Written task
Hunt for the word "Office" across the entries below, copying each line that holds it.

Available records
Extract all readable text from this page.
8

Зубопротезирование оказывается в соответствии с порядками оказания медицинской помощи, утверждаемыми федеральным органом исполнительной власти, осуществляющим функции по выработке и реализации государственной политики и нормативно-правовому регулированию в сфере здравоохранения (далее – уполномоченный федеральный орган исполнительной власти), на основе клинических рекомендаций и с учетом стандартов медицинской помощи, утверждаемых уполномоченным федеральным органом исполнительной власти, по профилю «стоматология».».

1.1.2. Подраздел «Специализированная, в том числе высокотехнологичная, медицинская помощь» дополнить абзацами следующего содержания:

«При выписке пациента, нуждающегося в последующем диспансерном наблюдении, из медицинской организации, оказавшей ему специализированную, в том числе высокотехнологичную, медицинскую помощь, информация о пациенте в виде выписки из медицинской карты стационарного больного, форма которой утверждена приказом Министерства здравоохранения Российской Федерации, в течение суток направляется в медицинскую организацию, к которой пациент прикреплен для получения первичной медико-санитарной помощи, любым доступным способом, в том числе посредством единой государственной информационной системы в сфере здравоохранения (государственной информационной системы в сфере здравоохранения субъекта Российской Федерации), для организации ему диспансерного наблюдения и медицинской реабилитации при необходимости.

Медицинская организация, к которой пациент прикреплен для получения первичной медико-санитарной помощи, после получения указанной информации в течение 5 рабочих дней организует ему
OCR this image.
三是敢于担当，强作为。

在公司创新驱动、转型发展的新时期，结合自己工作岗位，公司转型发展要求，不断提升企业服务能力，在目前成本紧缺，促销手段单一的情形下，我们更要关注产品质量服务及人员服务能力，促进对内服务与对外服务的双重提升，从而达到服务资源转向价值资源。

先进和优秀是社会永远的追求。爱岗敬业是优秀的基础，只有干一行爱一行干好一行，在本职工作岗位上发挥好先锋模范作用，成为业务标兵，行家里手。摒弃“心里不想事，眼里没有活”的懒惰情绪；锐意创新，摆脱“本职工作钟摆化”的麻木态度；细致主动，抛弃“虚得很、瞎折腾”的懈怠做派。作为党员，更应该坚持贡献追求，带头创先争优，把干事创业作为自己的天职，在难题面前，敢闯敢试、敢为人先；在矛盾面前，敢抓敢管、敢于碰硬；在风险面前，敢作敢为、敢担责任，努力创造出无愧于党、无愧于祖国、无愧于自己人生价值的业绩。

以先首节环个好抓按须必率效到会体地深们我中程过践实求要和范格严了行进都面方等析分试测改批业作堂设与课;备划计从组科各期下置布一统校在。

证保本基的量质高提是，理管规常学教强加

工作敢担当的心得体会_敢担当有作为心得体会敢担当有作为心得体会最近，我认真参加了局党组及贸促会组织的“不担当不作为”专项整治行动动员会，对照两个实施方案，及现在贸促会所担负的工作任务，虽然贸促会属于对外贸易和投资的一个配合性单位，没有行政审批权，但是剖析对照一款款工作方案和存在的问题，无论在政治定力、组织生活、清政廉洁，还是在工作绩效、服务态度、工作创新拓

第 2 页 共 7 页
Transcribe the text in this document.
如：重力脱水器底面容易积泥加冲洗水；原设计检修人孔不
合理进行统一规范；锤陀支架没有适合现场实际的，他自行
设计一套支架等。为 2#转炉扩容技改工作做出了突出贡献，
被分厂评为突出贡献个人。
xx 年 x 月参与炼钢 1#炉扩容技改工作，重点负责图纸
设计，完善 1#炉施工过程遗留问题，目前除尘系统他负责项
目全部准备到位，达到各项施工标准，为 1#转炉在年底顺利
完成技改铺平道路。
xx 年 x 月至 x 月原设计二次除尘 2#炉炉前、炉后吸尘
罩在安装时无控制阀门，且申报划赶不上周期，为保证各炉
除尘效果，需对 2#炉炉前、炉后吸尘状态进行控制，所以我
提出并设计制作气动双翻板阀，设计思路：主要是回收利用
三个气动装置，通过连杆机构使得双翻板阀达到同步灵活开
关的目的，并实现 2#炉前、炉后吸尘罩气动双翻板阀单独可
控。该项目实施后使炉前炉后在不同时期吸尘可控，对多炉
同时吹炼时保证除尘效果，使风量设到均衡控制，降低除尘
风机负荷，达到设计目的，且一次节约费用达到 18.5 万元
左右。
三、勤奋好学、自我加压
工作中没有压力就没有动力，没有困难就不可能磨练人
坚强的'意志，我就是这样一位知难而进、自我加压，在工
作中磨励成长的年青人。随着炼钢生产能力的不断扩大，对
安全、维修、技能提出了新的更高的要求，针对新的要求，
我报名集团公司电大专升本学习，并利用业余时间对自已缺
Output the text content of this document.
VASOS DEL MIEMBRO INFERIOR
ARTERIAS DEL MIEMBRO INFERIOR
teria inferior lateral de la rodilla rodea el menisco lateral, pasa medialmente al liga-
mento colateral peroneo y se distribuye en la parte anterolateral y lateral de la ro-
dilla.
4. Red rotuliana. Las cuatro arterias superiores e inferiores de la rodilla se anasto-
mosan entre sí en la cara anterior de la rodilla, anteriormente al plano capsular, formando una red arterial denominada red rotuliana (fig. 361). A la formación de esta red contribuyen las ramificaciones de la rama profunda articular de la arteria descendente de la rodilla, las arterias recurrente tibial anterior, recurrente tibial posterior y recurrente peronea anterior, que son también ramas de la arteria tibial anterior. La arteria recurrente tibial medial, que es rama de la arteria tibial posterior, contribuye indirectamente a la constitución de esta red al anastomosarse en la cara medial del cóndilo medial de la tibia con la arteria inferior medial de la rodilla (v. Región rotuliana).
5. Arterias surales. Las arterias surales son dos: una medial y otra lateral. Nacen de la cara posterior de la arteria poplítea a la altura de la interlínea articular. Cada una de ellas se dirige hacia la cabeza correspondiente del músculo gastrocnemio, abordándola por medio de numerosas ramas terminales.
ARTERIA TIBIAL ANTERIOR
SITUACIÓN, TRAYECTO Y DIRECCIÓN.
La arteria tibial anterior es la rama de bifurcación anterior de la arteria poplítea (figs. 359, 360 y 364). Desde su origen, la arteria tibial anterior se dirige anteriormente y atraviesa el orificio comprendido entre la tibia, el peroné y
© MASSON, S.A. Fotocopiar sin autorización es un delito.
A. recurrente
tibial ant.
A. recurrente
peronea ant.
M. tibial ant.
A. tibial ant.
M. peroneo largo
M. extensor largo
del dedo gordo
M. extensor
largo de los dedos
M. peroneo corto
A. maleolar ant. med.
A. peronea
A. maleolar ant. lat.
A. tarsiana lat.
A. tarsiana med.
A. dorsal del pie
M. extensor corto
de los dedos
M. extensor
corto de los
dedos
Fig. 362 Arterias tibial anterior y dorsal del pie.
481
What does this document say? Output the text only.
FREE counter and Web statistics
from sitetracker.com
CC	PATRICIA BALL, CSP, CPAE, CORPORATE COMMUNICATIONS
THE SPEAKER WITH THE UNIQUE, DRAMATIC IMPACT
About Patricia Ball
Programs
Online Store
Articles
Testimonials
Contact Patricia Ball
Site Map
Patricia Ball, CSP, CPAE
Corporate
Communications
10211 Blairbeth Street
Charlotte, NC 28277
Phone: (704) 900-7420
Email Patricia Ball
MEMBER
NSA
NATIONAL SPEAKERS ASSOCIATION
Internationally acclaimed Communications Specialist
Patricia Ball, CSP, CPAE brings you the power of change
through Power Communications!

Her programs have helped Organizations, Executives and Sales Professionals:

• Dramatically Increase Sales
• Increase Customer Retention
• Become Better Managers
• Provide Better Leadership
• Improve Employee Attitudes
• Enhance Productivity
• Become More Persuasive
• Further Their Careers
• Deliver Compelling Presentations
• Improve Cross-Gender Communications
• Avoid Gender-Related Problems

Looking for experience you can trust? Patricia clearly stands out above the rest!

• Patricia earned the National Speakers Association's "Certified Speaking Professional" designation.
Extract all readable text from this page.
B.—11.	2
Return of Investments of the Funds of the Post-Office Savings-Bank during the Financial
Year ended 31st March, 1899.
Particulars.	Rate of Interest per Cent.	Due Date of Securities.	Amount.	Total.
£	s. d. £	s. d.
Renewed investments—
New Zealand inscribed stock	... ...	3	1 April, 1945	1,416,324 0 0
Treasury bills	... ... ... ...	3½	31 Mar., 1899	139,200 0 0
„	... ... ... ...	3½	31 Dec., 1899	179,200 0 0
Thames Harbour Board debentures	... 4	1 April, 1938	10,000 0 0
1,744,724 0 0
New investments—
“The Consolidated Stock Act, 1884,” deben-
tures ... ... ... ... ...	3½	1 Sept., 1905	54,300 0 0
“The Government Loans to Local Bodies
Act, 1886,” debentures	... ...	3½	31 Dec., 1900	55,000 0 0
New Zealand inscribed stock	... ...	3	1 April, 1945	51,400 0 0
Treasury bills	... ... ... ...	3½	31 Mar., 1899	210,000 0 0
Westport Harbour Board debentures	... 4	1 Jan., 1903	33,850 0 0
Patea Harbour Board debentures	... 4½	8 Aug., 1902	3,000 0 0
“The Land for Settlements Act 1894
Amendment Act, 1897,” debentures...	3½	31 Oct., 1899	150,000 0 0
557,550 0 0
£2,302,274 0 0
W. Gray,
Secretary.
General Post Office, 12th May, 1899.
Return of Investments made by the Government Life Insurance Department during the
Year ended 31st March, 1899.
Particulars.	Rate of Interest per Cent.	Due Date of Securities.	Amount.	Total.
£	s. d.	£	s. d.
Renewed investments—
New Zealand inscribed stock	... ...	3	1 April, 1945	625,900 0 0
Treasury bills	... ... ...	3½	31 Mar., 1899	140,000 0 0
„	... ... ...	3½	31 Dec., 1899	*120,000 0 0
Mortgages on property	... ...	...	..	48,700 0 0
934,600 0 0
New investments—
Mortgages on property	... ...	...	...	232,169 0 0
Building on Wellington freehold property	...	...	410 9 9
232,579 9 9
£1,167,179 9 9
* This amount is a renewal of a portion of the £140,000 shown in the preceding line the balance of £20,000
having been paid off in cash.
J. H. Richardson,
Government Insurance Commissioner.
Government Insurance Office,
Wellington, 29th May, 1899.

Finished exercise
Return of Investments of the Funds of the Post-Office Savings-Bank during the Financial
General Post Office, 12th May, 1899.
Government Insurance Office,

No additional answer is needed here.